- Reading text -
***
Two, is simply, you do not need to clear snow from your driveway. (GASP!) Your city might require that you remove snow from the sidewalk, but forget the driveway!

I have spent many an evening being sure mine was clear and clean down to the concrete... aching back, sore muscles, frozen nose and numb fingers and toes. But that driveway was "CLEAR AND CLEAN".









One of the reasons I kept that driveway clear was so when the "time" came, I could wisk my beautiful wife off to the hospital to deliver the future showshovelers I was getting... but by the time they were big enough to do some good with a shovel, they seemed to always have extra homework and could not help me to do the time honored task of keeping the driveway clear... thus I was stuck doing it alone most of the time anyway.

Then they got married and moved far enough away to not be able to do it for me and I was still on my own.
***
- Task objective -
Please extend the piece about shoveling snow off the driveway, starting after its last sentence. The records are not needed here.
***
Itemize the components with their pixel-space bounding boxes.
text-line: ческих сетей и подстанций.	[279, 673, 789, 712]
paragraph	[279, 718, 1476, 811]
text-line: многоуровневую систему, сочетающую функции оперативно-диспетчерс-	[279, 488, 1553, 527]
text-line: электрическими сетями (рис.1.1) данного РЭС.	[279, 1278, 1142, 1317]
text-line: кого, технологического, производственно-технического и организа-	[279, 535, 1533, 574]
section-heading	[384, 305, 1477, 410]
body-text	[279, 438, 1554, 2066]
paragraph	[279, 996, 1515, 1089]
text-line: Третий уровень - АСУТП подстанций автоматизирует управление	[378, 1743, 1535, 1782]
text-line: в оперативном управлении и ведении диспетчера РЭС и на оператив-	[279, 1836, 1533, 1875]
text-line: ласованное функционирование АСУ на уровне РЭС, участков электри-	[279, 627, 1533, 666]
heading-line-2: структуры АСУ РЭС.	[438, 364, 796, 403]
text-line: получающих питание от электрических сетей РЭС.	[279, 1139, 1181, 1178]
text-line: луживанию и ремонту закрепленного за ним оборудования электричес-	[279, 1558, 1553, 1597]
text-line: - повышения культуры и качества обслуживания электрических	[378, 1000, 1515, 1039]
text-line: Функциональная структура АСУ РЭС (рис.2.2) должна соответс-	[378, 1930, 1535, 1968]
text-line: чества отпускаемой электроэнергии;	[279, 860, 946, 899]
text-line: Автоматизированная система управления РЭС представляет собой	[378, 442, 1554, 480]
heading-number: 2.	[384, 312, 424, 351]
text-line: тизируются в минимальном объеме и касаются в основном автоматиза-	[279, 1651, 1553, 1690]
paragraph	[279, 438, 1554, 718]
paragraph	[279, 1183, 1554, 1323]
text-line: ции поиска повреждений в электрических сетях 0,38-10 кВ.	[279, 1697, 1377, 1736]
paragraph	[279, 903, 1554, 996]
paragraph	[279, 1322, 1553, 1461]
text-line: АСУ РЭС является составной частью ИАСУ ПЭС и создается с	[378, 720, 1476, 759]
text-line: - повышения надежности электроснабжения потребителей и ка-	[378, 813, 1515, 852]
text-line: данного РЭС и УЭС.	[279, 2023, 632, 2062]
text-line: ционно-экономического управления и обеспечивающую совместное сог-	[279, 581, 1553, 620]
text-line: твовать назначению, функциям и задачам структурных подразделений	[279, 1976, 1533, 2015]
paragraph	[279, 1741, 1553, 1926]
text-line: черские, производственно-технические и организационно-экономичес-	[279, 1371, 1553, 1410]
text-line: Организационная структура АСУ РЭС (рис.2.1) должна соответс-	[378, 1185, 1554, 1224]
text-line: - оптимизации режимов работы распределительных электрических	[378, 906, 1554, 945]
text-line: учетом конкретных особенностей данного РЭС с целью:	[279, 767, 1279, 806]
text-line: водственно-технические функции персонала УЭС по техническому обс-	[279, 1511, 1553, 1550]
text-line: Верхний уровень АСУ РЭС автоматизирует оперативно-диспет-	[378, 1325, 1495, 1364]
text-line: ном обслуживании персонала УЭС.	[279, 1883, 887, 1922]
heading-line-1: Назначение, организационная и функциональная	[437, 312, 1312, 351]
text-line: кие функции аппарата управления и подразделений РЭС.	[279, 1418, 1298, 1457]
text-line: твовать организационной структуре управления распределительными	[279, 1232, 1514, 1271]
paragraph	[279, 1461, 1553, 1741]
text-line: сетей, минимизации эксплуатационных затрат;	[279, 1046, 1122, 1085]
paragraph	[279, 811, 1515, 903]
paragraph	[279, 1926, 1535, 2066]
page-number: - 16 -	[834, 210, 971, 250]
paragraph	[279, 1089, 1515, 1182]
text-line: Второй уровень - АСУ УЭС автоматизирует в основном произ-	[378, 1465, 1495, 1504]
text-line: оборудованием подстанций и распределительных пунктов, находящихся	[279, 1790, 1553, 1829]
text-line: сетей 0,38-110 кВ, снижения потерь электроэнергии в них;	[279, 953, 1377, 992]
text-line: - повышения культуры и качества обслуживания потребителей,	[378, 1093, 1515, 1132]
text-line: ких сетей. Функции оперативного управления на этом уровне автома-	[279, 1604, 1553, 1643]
***
- Written response -
I now live in a house with a bit longer of a driveway and when I moved in, I was still in the mode of keeping my driveway pristine... I was even complimented by my new neighbors on how I was keeping my driveway clear... and this driveway is difficult to shovel... it is between my house and the neighbor's and for that distance there is no place to put the snow to the sides! I have to move iit fully to one end and then shovel it off to the side... hard work and it takes a long time.

I have tried a couple of different snow blowers and only the larger ones can actually blow the snow far enough that I don't have to process it two or three times before it is out of the way and it still takes about as long to do it as doing so with the shovel. Beside my aversion to purchasing something that expensive just to be used two or three times per year, I have more hatred for these mechanical contrivances than I do the snow... I spend more time trying to get the acursed thing to actually start than I spend using it. When I am done, I am just as cold as doing the work with a shovel, but I have the added burden of being exhausted from getting it started and then having to push it around (even the ones with the power to the wheels require some manhandling to position it... and then there is the constant and difficult fiddling with the discharge shoot that has frozen in the wrong position!).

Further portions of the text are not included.